[Stored data]

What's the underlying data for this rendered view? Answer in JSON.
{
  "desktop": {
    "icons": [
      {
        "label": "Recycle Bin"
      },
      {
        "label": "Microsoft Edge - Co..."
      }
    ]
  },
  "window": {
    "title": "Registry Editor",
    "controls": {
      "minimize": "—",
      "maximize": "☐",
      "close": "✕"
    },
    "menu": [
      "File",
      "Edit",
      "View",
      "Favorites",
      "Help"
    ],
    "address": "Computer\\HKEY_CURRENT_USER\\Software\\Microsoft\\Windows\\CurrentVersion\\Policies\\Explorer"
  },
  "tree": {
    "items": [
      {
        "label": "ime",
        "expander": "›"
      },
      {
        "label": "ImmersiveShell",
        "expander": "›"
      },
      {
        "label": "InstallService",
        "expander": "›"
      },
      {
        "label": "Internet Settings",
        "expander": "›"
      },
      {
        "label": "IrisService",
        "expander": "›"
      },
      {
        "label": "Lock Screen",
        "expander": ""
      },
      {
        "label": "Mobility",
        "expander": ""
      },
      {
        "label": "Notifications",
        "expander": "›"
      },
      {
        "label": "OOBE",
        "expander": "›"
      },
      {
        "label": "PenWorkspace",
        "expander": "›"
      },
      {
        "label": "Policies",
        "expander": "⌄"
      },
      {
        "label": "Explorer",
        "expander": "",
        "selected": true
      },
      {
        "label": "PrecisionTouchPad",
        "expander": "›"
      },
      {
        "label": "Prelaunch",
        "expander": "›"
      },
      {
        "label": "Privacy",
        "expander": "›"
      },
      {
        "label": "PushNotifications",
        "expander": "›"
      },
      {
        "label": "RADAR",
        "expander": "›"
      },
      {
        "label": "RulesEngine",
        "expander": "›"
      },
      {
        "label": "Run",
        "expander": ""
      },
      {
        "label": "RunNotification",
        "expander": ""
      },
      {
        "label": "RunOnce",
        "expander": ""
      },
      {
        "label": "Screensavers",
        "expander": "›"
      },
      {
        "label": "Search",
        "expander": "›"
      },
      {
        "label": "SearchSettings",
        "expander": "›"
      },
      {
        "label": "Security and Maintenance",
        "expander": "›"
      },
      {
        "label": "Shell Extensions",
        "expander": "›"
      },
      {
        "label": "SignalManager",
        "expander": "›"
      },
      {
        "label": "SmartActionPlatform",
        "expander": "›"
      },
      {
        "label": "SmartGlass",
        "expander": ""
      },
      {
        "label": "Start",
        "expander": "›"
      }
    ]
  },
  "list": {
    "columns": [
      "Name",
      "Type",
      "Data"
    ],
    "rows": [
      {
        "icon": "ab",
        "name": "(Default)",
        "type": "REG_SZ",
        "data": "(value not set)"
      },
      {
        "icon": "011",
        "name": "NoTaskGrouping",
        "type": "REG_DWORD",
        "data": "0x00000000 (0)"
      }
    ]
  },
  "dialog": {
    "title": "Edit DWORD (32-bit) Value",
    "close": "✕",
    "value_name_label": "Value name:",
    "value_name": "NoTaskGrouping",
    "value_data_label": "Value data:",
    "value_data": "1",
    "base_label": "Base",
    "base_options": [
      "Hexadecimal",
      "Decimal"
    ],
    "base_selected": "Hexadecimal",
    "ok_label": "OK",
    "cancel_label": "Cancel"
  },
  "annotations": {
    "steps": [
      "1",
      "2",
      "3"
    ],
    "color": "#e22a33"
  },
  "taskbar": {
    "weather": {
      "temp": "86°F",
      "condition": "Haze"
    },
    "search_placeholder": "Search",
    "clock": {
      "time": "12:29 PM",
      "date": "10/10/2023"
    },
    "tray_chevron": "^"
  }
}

**Instructions to follow**
Output the records verbatim, from the first line to the last.

**Completed task**
What's the underlying data for this rendered view? Answer in JSON.
{
  "desktop": {
    "icons": [
      {
        "label": "Recycle Bin"
      },
      {
        "label": "Microsoft Edge - Co..."
      }
    ]
  },
  "window": {
    "title": "Registry Editor",
    "controls": {
      "minimize": "—",
      "maximize": "☐",
      "close": "✕"
    },
    "menu": [
      "File",
      "Edit",
      "View",
      "Favorites",
      "Help"
    ],
    "address": "Computer\\HKEY_CURRENT_USER\\Software\\Microsoft\\Windows\\CurrentVersion\\Policies\\Explorer"
  },
  "tree": {
    "items": [
      {
        "label": "ime",
        "expander": "›"
      },
      {
        "label": "ImmersiveShell",
        "expander": "›"
      },
      {
        "label": "InstallService",
        "expander": "›"
      },
      {
        "label": "Internet Settings",
        "expander": "›"
      },
      {
        "label": "IrisService",
        "expander": "›"
      },
      {
        "label": "Lock Screen",
        "expander": ""
      },
      {
        "label": "Mobility",
        "expander": ""
      },
      {
        "label": "Notifications",
        "expander": "›"
      },
      {
        "label": "OOBE",
        "expander": "›"
      },
      {
        "label": "PenWorkspace",
        "expander": "›"
      },
      {
        "label": "Policies",
        "expander": "⌄"
      },
      {
        "label": "Explorer",
        "expander": "",
        "selected": true
      },
      {
        "label": "PrecisionTouchPad",
        "expander": "›"
      },
      {
        "label": "Prelaunch",
        "expander": "›"
      },
      {
        "label": "Privacy",
        "expander": "›"
      },
      {
        "label": "PushNotifications",
        "expander": "›"
      },
      {
        "label": "RADAR",
        "expander": "›"
      },
      {
        "label": "RulesEngine",
        "expander": "›"
      },
      {
        "label": "Run",
        "expander": ""
      },
      {
        "label": "RunNotification",
        "expander": ""
      },
      {
        "label": "RunOnce",
        "expander": ""
      },
      {
        "label": "Screensavers",
        "expander": "›"
      },
      {
        "label": "Search",
        "expander": "›"
      },
      {
        "label": "SearchSettings",
        "expander": "›"
      },
      {
        "label": "Security and Maintenance",
        "expander": "›"
      },
      {
        "label": "Shell Extensions",
        "expander": "›"
      },
      {
        "label": "SignalManager",
        "expander": "›"
      },
      {
        "label": "SmartActionPlatform",
        "expander": "›"
      },
      {
        "label": "SmartGlass",
        "expander": ""
      },
      {
        "label": "Start",
        "expander": "›"
      }
    ]
  },
  "list": {
    "columns": [
      "Name",
      "Type",
      "Data"
    ],
    "rows": [
      {
        "icon": "ab",
        "name": "(Default)",
        "type": "REG_SZ",
        "data": "(value not set)"
      },
      {
        "icon": "011",
        "name": "NoTaskGrouping",
        "type": "REG_DWORD",
        "data": "0x00000000 (0)"
      }
    ]
  },
  "dialog": {
    "title": "Edit DWORD (32-bit) Value",
    "close": "✕",
    "value_name_label": "Value name:",
    "value_name": "NoTaskGrouping",
    "value_data_label": "Value data:",
    "value_data": "1",
    "base_label": "Base",
    "base_options": [
      "Hexadecimal",
      "Decimal"
    ],
    "base_selected": "Hexadecimal",
    "ok_label": "OK",
    "cancel_label": "Cancel"
  },
  "annotations": {
    "steps": [
      "1",
      "2",
      "3"
    ],
    "color": "#e22a33"
  },
  "taskbar": {
    "weather": {
      "temp": "86°F",
      "condition": "Haze"
    },
    "search_placeholder": "Search",
    "clock": {
      "time": "12:29 PM",
      "date": "10/10/2023"
    },
    "tray_chevron": "^"
  }
}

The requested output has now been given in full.